## Fragmento del texto
Quizá el verdadero encuentro ocurre fuera de las páginas y de las palabras mismas; en nuestra imaginación, o nuestra memoria compartida, o un deseo enterrado profundamente en nosotros del que desconocíamos su existencia. Así como aquí buscamos, tú y yo, — Él y Ella —, un puente para que nuestras voces no estén tan lejos, así mismo estos personajes tuvieron diversas oportunidades para conocerse, pero decidieron no hacerlo.
Esto salvó sus ficciones
y fueron las heridas quienes terminaron de escribir las historias. Como suele
ser. Como ha sido siempre.
Y
las aves de paso siguieron endulzando los oídos que quisieron escuchar con
atención sobre el ruido del mundo. Su música es nuestra salvación.

## Requisitos del problema
Determine si cada una de las siguientes afirmaciones concuerda con el fragmento. Responda sí o no y cite literalmente las palabras del fragmento que lo deciden.
1. Los personajes tuvieron diversas oportunidades para conocerse y decidieron hacerlo.
2. Fueron las heridas las que terminaron de escribir las historias.
3. La música de las aves de paso se presenta como nuestra salvación.
Para responder, básese únicamente en el fragmento.

## Datos proporcionados
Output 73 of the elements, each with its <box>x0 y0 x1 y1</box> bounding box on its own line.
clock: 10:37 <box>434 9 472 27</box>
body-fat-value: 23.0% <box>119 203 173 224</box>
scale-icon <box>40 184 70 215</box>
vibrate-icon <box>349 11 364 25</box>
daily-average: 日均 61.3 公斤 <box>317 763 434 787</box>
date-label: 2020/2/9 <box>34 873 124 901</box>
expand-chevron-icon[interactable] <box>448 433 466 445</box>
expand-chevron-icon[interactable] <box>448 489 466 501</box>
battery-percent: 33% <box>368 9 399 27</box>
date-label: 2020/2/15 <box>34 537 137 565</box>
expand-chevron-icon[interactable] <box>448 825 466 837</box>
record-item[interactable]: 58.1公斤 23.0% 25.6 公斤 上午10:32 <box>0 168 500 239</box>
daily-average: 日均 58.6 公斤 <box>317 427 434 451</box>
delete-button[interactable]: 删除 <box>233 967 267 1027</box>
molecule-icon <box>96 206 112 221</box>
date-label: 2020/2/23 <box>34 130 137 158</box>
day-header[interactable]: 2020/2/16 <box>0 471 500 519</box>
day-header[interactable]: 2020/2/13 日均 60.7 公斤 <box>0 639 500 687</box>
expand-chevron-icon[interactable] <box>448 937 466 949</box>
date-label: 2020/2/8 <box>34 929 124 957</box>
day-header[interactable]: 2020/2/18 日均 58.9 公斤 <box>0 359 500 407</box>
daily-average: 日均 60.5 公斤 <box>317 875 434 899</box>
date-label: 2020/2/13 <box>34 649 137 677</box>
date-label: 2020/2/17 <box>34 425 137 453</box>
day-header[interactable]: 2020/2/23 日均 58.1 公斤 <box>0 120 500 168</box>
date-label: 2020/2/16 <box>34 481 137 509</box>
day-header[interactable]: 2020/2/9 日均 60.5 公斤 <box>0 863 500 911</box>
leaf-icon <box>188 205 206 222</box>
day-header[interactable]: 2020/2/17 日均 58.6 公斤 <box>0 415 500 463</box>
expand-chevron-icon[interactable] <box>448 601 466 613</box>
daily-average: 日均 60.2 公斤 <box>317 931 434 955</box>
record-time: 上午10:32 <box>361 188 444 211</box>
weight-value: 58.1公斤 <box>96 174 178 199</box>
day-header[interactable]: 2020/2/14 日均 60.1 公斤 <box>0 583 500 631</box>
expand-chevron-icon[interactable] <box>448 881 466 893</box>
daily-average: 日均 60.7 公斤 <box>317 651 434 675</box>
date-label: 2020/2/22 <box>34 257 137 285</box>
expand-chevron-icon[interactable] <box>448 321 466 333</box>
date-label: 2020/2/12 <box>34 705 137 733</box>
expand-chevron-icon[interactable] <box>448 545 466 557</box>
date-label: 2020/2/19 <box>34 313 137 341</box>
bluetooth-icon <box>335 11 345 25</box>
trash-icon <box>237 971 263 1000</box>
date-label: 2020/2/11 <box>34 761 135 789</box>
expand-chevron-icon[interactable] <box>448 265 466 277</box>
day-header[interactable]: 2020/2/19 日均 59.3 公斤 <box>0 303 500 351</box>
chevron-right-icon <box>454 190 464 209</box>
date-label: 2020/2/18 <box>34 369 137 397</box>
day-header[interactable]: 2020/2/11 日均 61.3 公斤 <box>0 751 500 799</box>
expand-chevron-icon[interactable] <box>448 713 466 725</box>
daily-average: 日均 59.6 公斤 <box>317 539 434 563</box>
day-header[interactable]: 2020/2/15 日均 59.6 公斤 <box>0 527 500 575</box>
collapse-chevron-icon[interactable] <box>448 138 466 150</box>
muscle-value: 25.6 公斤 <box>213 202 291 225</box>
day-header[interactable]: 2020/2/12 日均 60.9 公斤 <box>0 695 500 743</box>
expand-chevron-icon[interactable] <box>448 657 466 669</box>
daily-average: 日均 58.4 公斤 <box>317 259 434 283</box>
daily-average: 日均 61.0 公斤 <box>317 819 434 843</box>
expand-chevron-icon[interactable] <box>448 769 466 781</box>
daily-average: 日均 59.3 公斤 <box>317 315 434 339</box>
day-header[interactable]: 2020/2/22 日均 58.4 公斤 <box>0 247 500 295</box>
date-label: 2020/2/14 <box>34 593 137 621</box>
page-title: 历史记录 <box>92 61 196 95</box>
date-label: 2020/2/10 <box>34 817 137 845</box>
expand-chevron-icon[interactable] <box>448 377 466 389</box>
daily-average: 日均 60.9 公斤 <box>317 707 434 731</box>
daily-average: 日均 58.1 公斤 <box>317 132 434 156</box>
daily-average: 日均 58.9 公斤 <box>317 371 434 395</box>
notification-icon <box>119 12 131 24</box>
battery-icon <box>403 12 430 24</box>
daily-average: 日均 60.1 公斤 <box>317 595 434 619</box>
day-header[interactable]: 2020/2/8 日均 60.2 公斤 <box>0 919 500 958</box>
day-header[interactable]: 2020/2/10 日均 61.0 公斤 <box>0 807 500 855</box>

## Respuesta al ejercicio
1. No: «tuvieron diversas oportunidades para conocerse, pero decidieron no hacerlo».
2. Sí: «fueron las heridas quienes terminaron de escribir las historias».
3. Sí: «Su música es nuestra salvación».